The exercise:
Every line holding the string "оказания" should be gathered.

Material supplied:
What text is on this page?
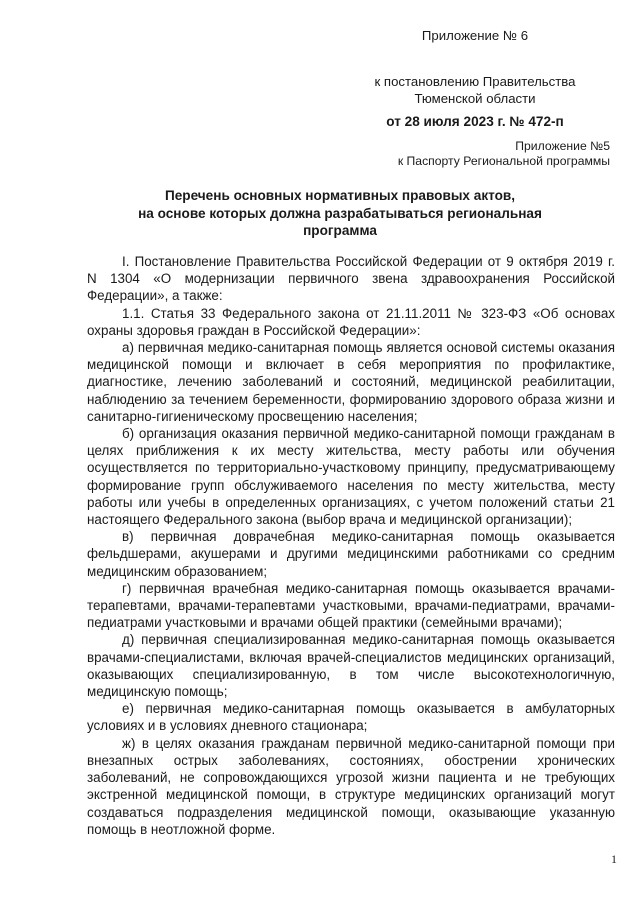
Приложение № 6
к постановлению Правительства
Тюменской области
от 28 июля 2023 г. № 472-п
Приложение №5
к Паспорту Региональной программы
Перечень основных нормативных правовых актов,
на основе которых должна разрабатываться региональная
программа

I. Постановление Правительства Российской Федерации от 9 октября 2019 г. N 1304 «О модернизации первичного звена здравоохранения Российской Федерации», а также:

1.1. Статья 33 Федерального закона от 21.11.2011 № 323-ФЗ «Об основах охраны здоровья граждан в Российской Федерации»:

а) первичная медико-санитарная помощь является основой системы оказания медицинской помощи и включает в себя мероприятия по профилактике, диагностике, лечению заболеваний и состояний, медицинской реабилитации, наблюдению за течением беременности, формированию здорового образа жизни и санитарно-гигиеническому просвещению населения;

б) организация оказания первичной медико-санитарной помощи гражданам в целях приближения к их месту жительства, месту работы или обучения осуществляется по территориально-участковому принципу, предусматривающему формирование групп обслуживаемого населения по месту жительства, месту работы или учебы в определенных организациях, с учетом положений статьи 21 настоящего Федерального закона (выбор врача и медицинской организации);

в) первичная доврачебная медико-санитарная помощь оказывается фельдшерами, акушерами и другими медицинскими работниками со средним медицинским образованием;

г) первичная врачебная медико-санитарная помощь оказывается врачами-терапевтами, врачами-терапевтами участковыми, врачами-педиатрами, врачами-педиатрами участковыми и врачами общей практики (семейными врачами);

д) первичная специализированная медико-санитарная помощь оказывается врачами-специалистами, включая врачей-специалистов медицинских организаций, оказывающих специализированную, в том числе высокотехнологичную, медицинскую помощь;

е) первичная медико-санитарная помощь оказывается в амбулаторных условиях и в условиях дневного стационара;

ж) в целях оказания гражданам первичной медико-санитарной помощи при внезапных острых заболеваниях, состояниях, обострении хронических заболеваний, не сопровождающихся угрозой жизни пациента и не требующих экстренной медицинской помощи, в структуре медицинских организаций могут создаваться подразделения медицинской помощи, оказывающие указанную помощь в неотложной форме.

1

---

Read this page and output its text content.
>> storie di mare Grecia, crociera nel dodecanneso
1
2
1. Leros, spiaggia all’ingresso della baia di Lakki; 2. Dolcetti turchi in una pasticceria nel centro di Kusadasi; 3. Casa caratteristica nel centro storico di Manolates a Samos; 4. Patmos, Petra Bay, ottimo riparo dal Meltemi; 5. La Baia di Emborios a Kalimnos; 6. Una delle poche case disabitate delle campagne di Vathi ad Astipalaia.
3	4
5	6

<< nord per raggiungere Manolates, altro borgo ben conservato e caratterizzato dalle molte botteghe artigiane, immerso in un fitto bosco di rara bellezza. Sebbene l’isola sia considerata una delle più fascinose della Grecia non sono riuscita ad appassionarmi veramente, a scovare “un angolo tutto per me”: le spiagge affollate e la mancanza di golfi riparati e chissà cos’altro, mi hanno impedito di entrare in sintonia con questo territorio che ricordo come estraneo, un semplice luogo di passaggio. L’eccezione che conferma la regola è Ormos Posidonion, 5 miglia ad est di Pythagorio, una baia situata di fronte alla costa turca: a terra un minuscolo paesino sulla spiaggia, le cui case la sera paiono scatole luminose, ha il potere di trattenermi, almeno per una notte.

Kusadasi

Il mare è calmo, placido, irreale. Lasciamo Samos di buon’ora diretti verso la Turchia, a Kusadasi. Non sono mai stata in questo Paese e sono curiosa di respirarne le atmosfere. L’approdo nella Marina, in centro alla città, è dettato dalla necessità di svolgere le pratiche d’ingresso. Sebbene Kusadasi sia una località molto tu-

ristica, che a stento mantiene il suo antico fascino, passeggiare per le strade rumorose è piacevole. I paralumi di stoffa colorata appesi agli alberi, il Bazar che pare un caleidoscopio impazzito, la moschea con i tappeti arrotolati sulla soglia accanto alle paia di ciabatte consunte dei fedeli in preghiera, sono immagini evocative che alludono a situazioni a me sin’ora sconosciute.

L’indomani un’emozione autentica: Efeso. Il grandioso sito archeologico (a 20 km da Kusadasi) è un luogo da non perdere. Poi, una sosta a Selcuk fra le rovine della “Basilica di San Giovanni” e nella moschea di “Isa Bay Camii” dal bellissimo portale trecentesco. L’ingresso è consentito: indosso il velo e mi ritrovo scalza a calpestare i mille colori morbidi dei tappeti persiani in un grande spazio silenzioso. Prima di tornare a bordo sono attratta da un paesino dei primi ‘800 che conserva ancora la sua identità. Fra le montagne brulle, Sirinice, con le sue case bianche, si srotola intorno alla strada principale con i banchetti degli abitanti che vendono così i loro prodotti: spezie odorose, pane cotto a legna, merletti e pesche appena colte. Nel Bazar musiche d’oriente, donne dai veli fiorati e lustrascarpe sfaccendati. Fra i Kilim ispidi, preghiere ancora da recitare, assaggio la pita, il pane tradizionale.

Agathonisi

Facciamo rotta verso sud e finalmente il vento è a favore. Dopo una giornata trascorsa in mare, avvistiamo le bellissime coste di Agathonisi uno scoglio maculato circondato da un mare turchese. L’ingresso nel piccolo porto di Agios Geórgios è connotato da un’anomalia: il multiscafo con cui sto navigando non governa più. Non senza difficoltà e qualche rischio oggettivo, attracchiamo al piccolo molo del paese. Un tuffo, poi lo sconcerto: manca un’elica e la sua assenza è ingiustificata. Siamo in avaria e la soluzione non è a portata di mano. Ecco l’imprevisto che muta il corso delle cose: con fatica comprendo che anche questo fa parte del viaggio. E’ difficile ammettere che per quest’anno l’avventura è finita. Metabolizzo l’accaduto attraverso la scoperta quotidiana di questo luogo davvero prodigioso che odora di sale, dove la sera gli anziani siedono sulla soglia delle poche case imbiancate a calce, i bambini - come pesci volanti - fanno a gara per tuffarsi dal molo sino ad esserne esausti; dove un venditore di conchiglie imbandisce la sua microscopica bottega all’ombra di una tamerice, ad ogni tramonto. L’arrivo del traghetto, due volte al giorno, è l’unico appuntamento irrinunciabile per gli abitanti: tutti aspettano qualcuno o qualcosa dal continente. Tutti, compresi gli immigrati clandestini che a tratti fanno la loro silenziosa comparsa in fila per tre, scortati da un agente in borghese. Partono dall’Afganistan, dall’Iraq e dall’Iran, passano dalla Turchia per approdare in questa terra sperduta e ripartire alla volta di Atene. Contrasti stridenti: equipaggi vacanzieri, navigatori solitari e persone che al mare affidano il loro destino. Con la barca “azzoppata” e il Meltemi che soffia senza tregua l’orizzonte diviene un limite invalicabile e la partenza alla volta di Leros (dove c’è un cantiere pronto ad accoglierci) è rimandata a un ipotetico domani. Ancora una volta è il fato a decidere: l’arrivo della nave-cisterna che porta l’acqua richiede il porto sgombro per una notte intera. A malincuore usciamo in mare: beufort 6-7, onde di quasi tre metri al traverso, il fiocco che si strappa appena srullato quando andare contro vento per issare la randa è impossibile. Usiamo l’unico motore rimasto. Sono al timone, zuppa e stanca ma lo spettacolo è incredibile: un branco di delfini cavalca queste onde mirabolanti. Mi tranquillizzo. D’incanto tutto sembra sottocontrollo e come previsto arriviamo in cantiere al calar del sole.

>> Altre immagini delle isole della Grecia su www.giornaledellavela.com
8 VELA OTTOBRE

Full output:
а) первичная медико-санитарная помощь является основой системы оказания медицинской помощи и включает в себя мероприятия по профилактике, диагностике, лечению заболеваний и состояний, медицинской реабилитации, наблюдению за течением беременности, формированию здорового образа жизни и санитарно-гигиеническому просвещению населения;
б) организация оказания первичной медико-санитарной помощи гражданам в целях приближения к их месту жительства, месту работы или обучения осуществляется по территориально-участковому принципу, предусматривающему формирование групп обслуживаемого населения по месту жительства, месту работы или учебы в определенных организациях, с учетом положений статьи 21 настоящего Федерального закона (выбор врача и медицинской организации);
ж) в целях оказания гражданам первичной медико-санитарной помощи при внезапных острых заболеваниях, состояниях, обострении хронических заболеваний, не сопровождающихся угрозой жизни пациента и не требующих экстренной медицинской помощи, в структуре медицинских организаций могут создаваться подразделения медицинской помощи, оказывающие указанную помощь в неотложной форме.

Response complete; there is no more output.